** Aim of the task **
For each line below that includes the word "signal", make a copy.

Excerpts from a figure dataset
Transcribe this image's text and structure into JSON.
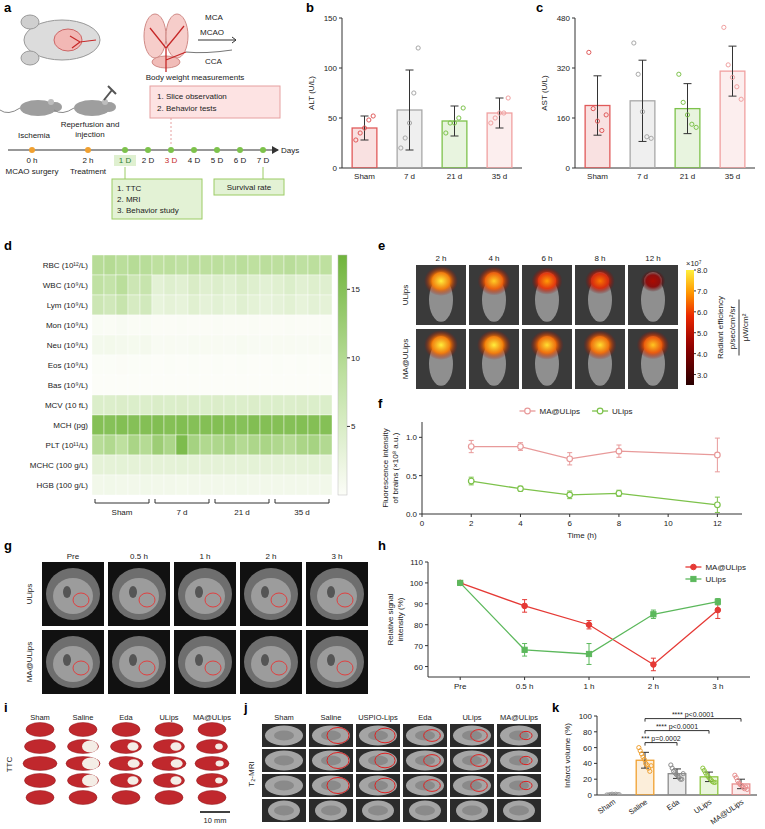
{
  "schematic": {
    "panel": "a",
    "labels": {
      "mca": "MCA",
      "mcao": "MCAO",
      "cca": "CCA"
    },
    "events": [
      {
        "title": "Ischemia",
        "time": "0 h",
        "sub": "MCAO surgery"
      },
      {
        "title": "Reperfusion and injection",
        "time": "2 h",
        "sub": "Treatment"
      }
    ],
    "days": [
      "1 D",
      "2 D",
      "3 D",
      "4 D",
      "5 D",
      "6 D",
      "7 D"
    ],
    "axis_label": "Days",
    "top_label": "Body weight measurements",
    "top_tasks": [
      "1. Slice observation",
      "2. Behavior tests"
    ],
    "day1_tasks": [
      "1. TTC",
      "2. MRI",
      "3. Behavior study"
    ],
    "end_label": "Survival rate"
  },
  "chart_data": [
    {
      "panel": "b",
      "type": "bar",
      "y_label": "ALT (U/L)",
      "categories": [
        "Sham",
        "7 d",
        "21 d",
        "35 d"
      ],
      "values": [
        40,
        58,
        47,
        55
      ],
      "errors": [
        12,
        40,
        15,
        15
      ],
      "points": [
        [
          28,
          35,
          40,
          48,
          52
        ],
        [
          20,
          30,
          45,
          75,
          120
        ],
        [
          35,
          45,
          45,
          50,
          60
        ],
        [
          45,
          50,
          55,
          55,
          70
        ]
      ],
      "colors": [
        "#e05a5a",
        "#a8a8a8",
        "#7dc24b",
        "#f0a0a0"
      ],
      "ylim": [
        0,
        150
      ],
      "yticks": [
        0,
        50,
        100,
        150
      ]
    },
    {
      "panel": "c",
      "type": "bar",
      "y_label": "AST (U/L)",
      "categories": [
        "Sham",
        "7 d",
        "21 d",
        "35 d"
      ],
      "values": [
        200,
        215,
        190,
        310
      ],
      "errors": [
        95,
        130,
        80,
        80
      ],
      "points": [
        [
          370,
          190,
          150,
          120,
          170
        ],
        [
          400,
          300,
          180,
          100,
          95
        ],
        [
          300,
          210,
          170,
          140,
          130
        ],
        [
          450,
          330,
          290,
          260,
          220
        ]
      ],
      "colors": [
        "#e05a5a",
        "#a8a8a8",
        "#7dc24b",
        "#f0a0a0"
      ],
      "ylim": [
        0,
        480
      ],
      "yticks": [
        0,
        160,
        320,
        480
      ]
    },
    {
      "panel": "d",
      "type": "heatmap",
      "rows": [
        "RBC (10¹²/L)",
        "WBC (10⁹/L)",
        "Lym (10⁹/L)",
        "Mon (10⁹/L)",
        "Neu (10⁹/L)",
        "Eos (10⁹/L)",
        "Bas (10⁹/L)",
        "MCV (10 fL)",
        "MCH (pg)",
        "PLT (10¹¹/L)",
        "MCHC (100 g/L)",
        "HGB (100 g/L)"
      ],
      "column_groups": [
        "Sham",
        "7 d",
        "21 d",
        "35 d"
      ],
      "cells": [
        [
          9.5,
          9.8,
          9.2,
          9.6,
          9.4,
          8.8,
          9.0,
          8.6,
          9.1,
          8.9,
          9.0,
          8.7,
          9.2,
          8.8,
          9.1,
          8.9,
          9.3,
          8.7,
          9.0,
          8.8
        ],
        [
          8.5,
          7.9,
          9.2,
          6.8,
          7.5,
          3.5,
          4.2,
          3.8,
          5.0,
          4.1,
          4.5,
          3.9,
          4.8,
          4.2,
          3.6,
          4.0,
          4.6,
          3.8,
          4.3,
          4.1
        ],
        [
          6.8,
          6.2,
          7.5,
          5.4,
          6.0,
          2.8,
          3.3,
          3.0,
          4.0,
          3.2,
          3.6,
          3.1,
          3.9,
          3.4,
          2.9,
          3.2,
          3.7,
          3.0,
          3.5,
          3.3
        ],
        [
          0.4,
          0.3,
          0.5,
          0.3,
          0.4,
          0.2,
          0.2,
          0.3,
          0.2,
          0.2,
          0.3,
          0.2,
          0.2,
          0.3,
          0.2,
          0.2,
          0.3,
          0.2,
          0.2,
          0.3
        ],
        [
          1.2,
          1.3,
          1.1,
          1.0,
          1.1,
          0.5,
          0.6,
          0.5,
          0.7,
          0.6,
          0.6,
          0.5,
          0.7,
          0.5,
          0.5,
          0.6,
          0.6,
          0.5,
          0.6,
          0.5
        ],
        [
          0.1,
          0.1,
          0.2,
          0.1,
          0.1,
          0,
          0.1,
          0,
          0.1,
          0,
          0.1,
          0,
          0.1,
          0,
          0,
          0.1,
          0,
          0.1,
          0,
          0.1
        ],
        [
          0,
          0,
          0,
          0,
          0,
          0,
          0,
          0,
          0,
          0,
          0,
          0,
          0,
          0,
          0,
          0,
          0,
          0,
          0,
          0
        ],
        [
          4.6,
          4.5,
          4.7,
          4.6,
          4.5,
          4.8,
          4.6,
          4.7,
          4.5,
          4.6,
          4.7,
          4.6,
          4.5,
          4.7,
          4.6,
          4.6,
          4.5,
          4.7,
          4.6,
          4.6
        ],
        [
          15.2,
          15.0,
          15.4,
          15.1,
          15.3,
          15.5,
          15.2,
          15.6,
          15.1,
          15.3,
          15.4,
          15.2,
          15.0,
          15.5,
          15.3,
          15.2,
          15.1,
          15.4,
          15.3,
          15.2
        ],
        [
          9.5,
          10.2,
          8.8,
          11.0,
          9.8,
          12.5,
          10.8,
          16.0,
          11.5,
          10.2,
          10.5,
          11.2,
          9.9,
          10.7,
          11.0,
          10.3,
          9.7,
          10.9,
          11.4,
          10.1
        ],
        [
          3.3,
          3.3,
          3.4,
          3.3,
          3.3,
          3.3,
          3.3,
          3.4,
          3.3,
          3.3,
          3.3,
          3.3,
          3.3,
          3.4,
          3.3,
          3.3,
          3.3,
          3.3,
          3.4,
          3.3
        ],
        [
          1.4,
          1.5,
          1.4,
          1.4,
          1.5,
          1.4,
          1.4,
          1.3,
          1.4,
          1.4,
          1.4,
          1.4,
          1.5,
          1.4,
          1.4,
          1.4,
          1.4,
          1.4,
          1.4,
          1.4
        ]
      ],
      "color_range": [
        0,
        17.5
      ],
      "color_ticks": [
        5,
        10,
        15
      ]
    },
    {
      "panel": "f",
      "type": "line",
      "x_label": "Time (h)",
      "y_label": "Fluorescence intensity of brains (×10⁸ a.u.)",
      "x": [
        2,
        4,
        6,
        8,
        12
      ],
      "series": [
        {
          "name": "MA@ULips",
          "color": "#e89a9a",
          "marker": "open-circle",
          "values": [
            0.88,
            0.88,
            0.72,
            0.82,
            0.77
          ],
          "errors": [
            0.08,
            0.05,
            0.08,
            0.08,
            0.22
          ]
        },
        {
          "name": "ULips",
          "color": "#7dc24b",
          "marker": "open-circle",
          "values": [
            0.43,
            0.33,
            0.25,
            0.27,
            0.12
          ],
          "errors": [
            0.05,
            0.03,
            0.05,
            0.04,
            0.1
          ]
        }
      ],
      "xlim": [
        0,
        13
      ],
      "xticks": [
        0,
        2,
        4,
        6,
        8,
        10,
        12
      ],
      "ylim": [
        0,
        1.2
      ],
      "yticks": [
        {
          "value": 0,
          "label": "0.0"
        },
        {
          "value": 0.5,
          "label": "0.5"
        },
        {
          "value": 1,
          "label": "1.0"
        }
      ],
      "legend": "top"
    },
    {
      "panel": "h",
      "type": "line",
      "y_label": "Relative signal intensity (%)",
      "categories": [
        "Pre",
        "0.5 h",
        "1 h",
        "2 h",
        "3 h"
      ],
      "series": [
        {
          "name": "MA@ULips",
          "color": "#e53935",
          "marker": "circle",
          "values": [
            100,
            89,
            80,
            61,
            87
          ],
          "errors": [
            0,
            3,
            2,
            3,
            4
          ]
        },
        {
          "name": "ULips",
          "color": "#5cb85c",
          "marker": "square",
          "values": [
            100,
            68,
            66,
            85,
            91
          ],
          "errors": [
            0,
            3,
            5,
            2,
            1.5
          ]
        }
      ],
      "ylim": [
        55,
        110
      ],
      "yticks": [
        60,
        70,
        80,
        90,
        100,
        110
      ],
      "legend": "top-right"
    },
    {
      "panel": "k",
      "type": "bar",
      "y_label": "Infarct volume (%)",
      "categories": [
        "Sham",
        "Saline",
        "Eda",
        "ULips",
        "MA@ULips"
      ],
      "values": [
        0.5,
        44,
        27,
        23,
        14
      ],
      "errors": [
        0.5,
        10,
        6,
        6,
        6
      ],
      "points": [
        [
          0,
          0,
          0.5,
          1,
          0.5,
          1,
          0.5,
          0.5
        ],
        [
          60,
          56,
          52,
          48,
          45,
          40,
          38,
          34,
          30,
          37
        ],
        [
          38,
          34,
          30,
          28,
          26,
          25,
          22,
          20,
          20,
          27
        ],
        [
          34,
          31,
          28,
          25,
          23,
          21,
          19,
          17,
          16,
          16
        ],
        [
          25,
          22,
          18,
          15,
          13,
          12,
          10,
          8,
          10,
          7
        ]
      ],
      "colors": [
        "#9e9e9e",
        "#f0a030",
        "#8c8c8c",
        "#8cc63f",
        "#e88f8f"
      ],
      "ylim": [
        0,
        100
      ],
      "yticks": [
        0,
        20,
        40,
        60,
        80,
        100
      ],
      "annotations": [
        {
          "between": [
            "Saline",
            "Eda"
          ],
          "label": "*** p=0.0002"
        },
        {
          "between": [
            "Saline",
            "ULips"
          ],
          "label": "**** p<0.0001"
        },
        {
          "between": [
            "Saline",
            "MA@ULips"
          ],
          "label": "**** p<0.0001"
        }
      ]
    }
  ],
  "imaging": [
    {
      "panel": "e",
      "columns": [
        "2 h",
        "4 h",
        "6 h",
        "8 h",
        "12 h"
      ],
      "rows": [
        "ULips",
        "MA@ULips"
      ],
      "signal": [
        [
          8.0,
          7.6,
          7.0,
          6.6,
          4.8
        ],
        [
          8.0,
          8.0,
          7.8,
          7.8,
          7.5
        ]
      ],
      "colorbar": {
        "range": [
          2.5,
          8.0
        ],
        "ticks": [
          {
            "value": 3,
            "label": "3.0"
          },
          {
            "value": 4,
            "label": "4.0"
          },
          {
            "value": 5,
            "label": "5.0"
          },
          {
            "value": 6,
            "label": "6.0"
          },
          {
            "value": 7,
            "label": "7.0"
          },
          {
            "value": 8,
            "label": "8.0"
          }
        ],
        "multiplier": "×10⁷",
        "title": "Radiant efficiency",
        "unit_numerator": "p/sec/cm²/sr",
        "unit_denominator": "μW/cm²"
      }
    },
    {
      "panel": "g",
      "columns": [
        "Pre",
        "0.5 h",
        "1 h",
        "2 h",
        "3 h"
      ],
      "rows": [
        "ULips",
        "MA@ULips"
      ]
    },
    {
      "panel": "i",
      "columns": [
        "Sham",
        "Saline",
        "Eda",
        "ULips",
        "MA@ULips"
      ],
      "row_label": "TTC",
      "scale_bar": "10 mm"
    },
    {
      "panel": "j",
      "columns": [
        "Sham",
        "Saline",
        "USPIO-Lips",
        "Eda",
        "ULips",
        "MA@ULips"
      ],
      "row_label": "T₂-MRI"
    }
  ]
}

** Answer to the problem **
      "y_label": "Relative signal intensity (%)",
      "signal": [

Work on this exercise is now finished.